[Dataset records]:

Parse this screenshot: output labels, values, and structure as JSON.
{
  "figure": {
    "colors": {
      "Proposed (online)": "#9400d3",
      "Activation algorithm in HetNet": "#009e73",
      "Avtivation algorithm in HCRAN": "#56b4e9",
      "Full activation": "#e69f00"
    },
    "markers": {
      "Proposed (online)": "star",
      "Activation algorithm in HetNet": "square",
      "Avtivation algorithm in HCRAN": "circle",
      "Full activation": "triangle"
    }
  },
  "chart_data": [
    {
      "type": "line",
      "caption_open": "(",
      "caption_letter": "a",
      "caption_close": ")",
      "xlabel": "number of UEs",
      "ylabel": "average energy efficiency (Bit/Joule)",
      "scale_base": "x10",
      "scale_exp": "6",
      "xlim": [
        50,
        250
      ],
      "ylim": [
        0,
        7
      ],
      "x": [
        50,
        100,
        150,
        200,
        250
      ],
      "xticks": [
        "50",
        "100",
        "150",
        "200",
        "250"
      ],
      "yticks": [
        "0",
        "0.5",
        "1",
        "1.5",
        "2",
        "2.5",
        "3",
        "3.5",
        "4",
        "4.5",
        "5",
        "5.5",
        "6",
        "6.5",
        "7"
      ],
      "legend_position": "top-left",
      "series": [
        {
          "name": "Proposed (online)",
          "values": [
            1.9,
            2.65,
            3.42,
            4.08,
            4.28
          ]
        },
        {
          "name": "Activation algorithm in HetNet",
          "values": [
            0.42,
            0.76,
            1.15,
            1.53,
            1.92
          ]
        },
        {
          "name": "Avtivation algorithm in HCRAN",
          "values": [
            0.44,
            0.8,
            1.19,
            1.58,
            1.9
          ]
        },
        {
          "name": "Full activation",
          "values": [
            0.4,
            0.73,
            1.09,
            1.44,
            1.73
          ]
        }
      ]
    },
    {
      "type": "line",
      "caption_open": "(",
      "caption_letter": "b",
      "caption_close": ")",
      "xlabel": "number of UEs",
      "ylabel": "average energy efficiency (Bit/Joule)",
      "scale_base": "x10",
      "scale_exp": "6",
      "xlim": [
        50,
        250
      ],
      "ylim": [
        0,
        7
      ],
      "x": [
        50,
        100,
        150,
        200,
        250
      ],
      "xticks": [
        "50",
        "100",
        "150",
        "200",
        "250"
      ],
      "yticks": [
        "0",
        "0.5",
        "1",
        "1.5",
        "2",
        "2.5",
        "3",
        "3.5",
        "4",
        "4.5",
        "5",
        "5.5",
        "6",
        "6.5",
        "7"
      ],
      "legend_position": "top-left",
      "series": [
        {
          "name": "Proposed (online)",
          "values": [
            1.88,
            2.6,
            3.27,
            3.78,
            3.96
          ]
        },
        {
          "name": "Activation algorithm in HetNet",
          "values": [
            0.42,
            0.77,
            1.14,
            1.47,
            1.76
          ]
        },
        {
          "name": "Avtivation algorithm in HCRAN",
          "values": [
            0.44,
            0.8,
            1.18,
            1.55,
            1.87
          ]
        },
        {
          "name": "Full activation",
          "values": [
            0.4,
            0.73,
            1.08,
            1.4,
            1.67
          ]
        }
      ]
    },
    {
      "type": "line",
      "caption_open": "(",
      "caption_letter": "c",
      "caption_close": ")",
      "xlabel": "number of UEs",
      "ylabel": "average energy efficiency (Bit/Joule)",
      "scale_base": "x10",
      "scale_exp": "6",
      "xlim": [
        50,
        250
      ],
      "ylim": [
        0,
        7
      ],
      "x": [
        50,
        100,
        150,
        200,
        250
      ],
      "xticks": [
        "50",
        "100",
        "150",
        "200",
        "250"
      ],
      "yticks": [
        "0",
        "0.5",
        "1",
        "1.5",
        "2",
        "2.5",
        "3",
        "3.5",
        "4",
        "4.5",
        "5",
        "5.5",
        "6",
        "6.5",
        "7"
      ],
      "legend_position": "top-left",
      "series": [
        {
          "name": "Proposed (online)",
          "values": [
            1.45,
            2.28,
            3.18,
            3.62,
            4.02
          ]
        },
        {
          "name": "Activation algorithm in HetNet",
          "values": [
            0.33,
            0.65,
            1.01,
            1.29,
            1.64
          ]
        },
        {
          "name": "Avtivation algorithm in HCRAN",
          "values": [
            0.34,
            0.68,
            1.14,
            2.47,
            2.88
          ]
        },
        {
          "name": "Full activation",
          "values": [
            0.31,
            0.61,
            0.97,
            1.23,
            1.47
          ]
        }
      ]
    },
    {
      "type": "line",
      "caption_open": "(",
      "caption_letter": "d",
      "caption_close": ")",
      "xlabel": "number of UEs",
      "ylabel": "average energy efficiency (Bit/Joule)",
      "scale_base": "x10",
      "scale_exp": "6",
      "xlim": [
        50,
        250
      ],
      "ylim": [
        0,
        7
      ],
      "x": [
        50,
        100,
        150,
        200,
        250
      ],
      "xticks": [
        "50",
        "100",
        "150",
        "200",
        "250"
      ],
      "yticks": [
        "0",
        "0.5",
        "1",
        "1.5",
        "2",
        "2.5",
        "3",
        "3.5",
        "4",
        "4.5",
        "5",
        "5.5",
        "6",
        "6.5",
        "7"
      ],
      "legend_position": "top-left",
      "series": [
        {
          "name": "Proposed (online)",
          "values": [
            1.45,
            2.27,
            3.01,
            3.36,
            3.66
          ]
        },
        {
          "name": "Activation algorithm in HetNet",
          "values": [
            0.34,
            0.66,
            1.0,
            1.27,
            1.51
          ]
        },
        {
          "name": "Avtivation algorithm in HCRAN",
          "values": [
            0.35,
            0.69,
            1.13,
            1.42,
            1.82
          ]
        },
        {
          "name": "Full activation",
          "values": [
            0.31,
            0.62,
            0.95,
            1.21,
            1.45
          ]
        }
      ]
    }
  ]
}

[Task details]:
Please repeat all the records above exactly as they appear.

[Reply to the exercise]:
Parse this screenshot: output labels, values, and structure as JSON.
{
  "figure": {
    "colors": {
      "Proposed (online)": "#9400d3",
      "Activation algorithm in HetNet": "#009e73",
      "Avtivation algorithm in HCRAN": "#56b4e9",
      "Full activation": "#e69f00"
    },
    "markers": {
      "Proposed (online)": "star",
      "Activation algorithm in HetNet": "square",
      "Avtivation algorithm in HCRAN": "circle",
      "Full activation": "triangle"
    }
  },
  "chart_data": [
    {
      "type": "line",
      "caption_open": "(",
      "caption_letter": "a",
      "caption_close": ")",
      "xlabel": "number of UEs",
      "ylabel": "average energy efficiency (Bit/Joule)",
      "scale_base": "x10",
      "scale_exp": "6",
      "xlim": [
        50,
        250
      ],
      "ylim": [
        0,
        7
      ],
      "x": [
        50,
        100,
        150,
        200,
        250
      ],
      "xticks": [
        "50",
        "100",
        "150",
        "200",
        "250"
      ],
      "yticks": [
        "0",
        "0.5",
        "1",
        "1.5",
        "2",
        "2.5",
        "3",
        "3.5",
        "4",
        "4.5",
        "5",
        "5.5",
        "6",
        "6.5",
        "7"
      ],
      "legend_position": "top-left",
      "series": [
        {
          "name": "Proposed (online)",
          "values": [
            1.9,
            2.65,
            3.42,
            4.08,
            4.28
          ]
        },
        {
          "name": "Activation algorithm in HetNet",
          "values": [
            0.42,
            0.76,
            1.15,
            1.53,
            1.92
          ]
        },
        {
          "name": "Avtivation algorithm in HCRAN",
          "values": [
            0.44,
            0.8,
            1.19,
            1.58,
            1.9
          ]
        },
        {
          "name": "Full activation",
          "values": [
            0.4,
            0.73,
            1.09,
            1.44,
            1.73
          ]
        }
      ]
    },
    {
      "type": "line",
      "caption_open": "(",
      "caption_letter": "b",
      "caption_close": ")",
      "xlabel": "number of UEs",
      "ylabel": "average energy efficiency (Bit/Joule)",
      "scale_base": "x10",
      "scale_exp": "6",
      "xlim": [
        50,
        250
      ],
      "ylim": [
        0,
        7
      ],
      "x": [
        50,
        100,
        150,
        200,
        250
      ],
      "xticks": [
        "50",
        "100",
        "150",
        "200",
        "250"
      ],
      "yticks": [
        "0",
        "0.5",
        "1",
        "1.5",
        "2",
        "2.5",
        "3",
        "3.5",
        "4",
        "4.5",
        "5",
        "5.5",
        "6",
        "6.5",
        "7"
      ],
      "legend_position": "top-left",
      "series": [
        {
          "name": "Proposed (online)",
          "values": [
            1.88,
            2.6,
            3.27,
            3.78,
            3.96
          ]
        },
        {
          "name": "Activation algorithm in HetNet",
          "values": [
            0.42,
            0.77,
            1.14,
            1.47,
            1.76
          ]
        },
        {
          "name": "Avtivation algorithm in HCRAN",
          "values": [
            0.44,
            0.8,
            1.18,
            1.55,
            1.87
          ]
        },
        {
          "name": "Full activation",
          "values": [
            0.4,
            0.73,
            1.08,
            1.4,
            1.67
          ]
        }
      ]
    },
    {
      "type": "line",
      "caption_open": "(",
      "caption_letter": "c",
      "caption_close": ")",
      "xlabel": "number of UEs",
      "ylabel": "average energy efficiency (Bit/Joule)",
      "scale_base": "x10",
      "scale_exp": "6",
      "xlim": [
        50,
        250
      ],
      "ylim": [
        0,
        7
      ],
      "x": [
        50,
        100,
        150,
        200,
        250
      ],
      "xticks": [
        "50",
        "100",
        "150",
        "200",
        "250"
      ],
      "yticks": [
        "0",
        "0.5",
        "1",
        "1.5",
        "2",
        "2.5",
        "3",
        "3.5",
        "4",
        "4.5",
        "5",
        "5.5",
        "6",
        "6.5",
        "7"
      ],
      "legend_position": "top-left",
      "series": [
        {
          "name": "Proposed (online)",
          "values": [
            1.45,
            2.28,
            3.18,
            3.62,
            4.02
          ]
        },
        {
          "name": "Activation algorithm in HetNet",
          "values": [
            0.33,
            0.65,
            1.01,
            1.29,
            1.64
          ]
        },
        {
          "name": "Avtivation algorithm in HCRAN",
          "values": [
            0.34,
            0.68,
            1.14,
            2.47,
            2.88
          ]
        },
        {
          "name": "Full activation",
          "values": [
            0.31,
            0.61,
            0.97,
            1.23,
            1.47
          ]
        }
      ]
    },
    {
      "type": "line",
      "caption_open": "(",
      "caption_letter": "d",
      "caption_close": ")",
      "xlabel": "number of UEs",
      "ylabel": "average energy efficiency (Bit/Joule)",
      "scale_base": "x10",
      "scale_exp": "6",
      "xlim": [
        50,
        250
      ],
      "ylim": [
        0,
        7
      ],
      "x": [
        50,
        100,
        150,
        200,
        250
      ],
      "xticks": [
        "50",
        "100",
        "150",
        "200",
        "250"
      ],
      "yticks": [
        "0",
        "0.5",
        "1",
        "1.5",
        "2",
        "2.5",
        "3",
        "3.5",
        "4",
        "4.5",
        "5",
        "5.5",
        "6",
        "6.5",
        "7"
      ],
      "legend_position": "top-left",
      "series": [
        {
          "name": "Proposed (online)",
          "values": [
            1.45,
            2.27,
            3.01,
            3.36,
            3.66
          ]
        },
        {
          "name": "Activation algorithm in HetNet",
          "values": [
            0.34,
            0.66,
            1.0,
            1.27,
            1.51
          ]
        },
        {
          "name": "Avtivation algorithm in HCRAN",
          "values": [
            0.35,
            0.69,
            1.13,
            1.42,
            1.82
          ]
        },
        {
          "name": "Full activation",
          "values": [
            0.31,
            0.62,
            0.95,
            1.21,
            1.45
          ]
        }
      ]
    }
  ]
}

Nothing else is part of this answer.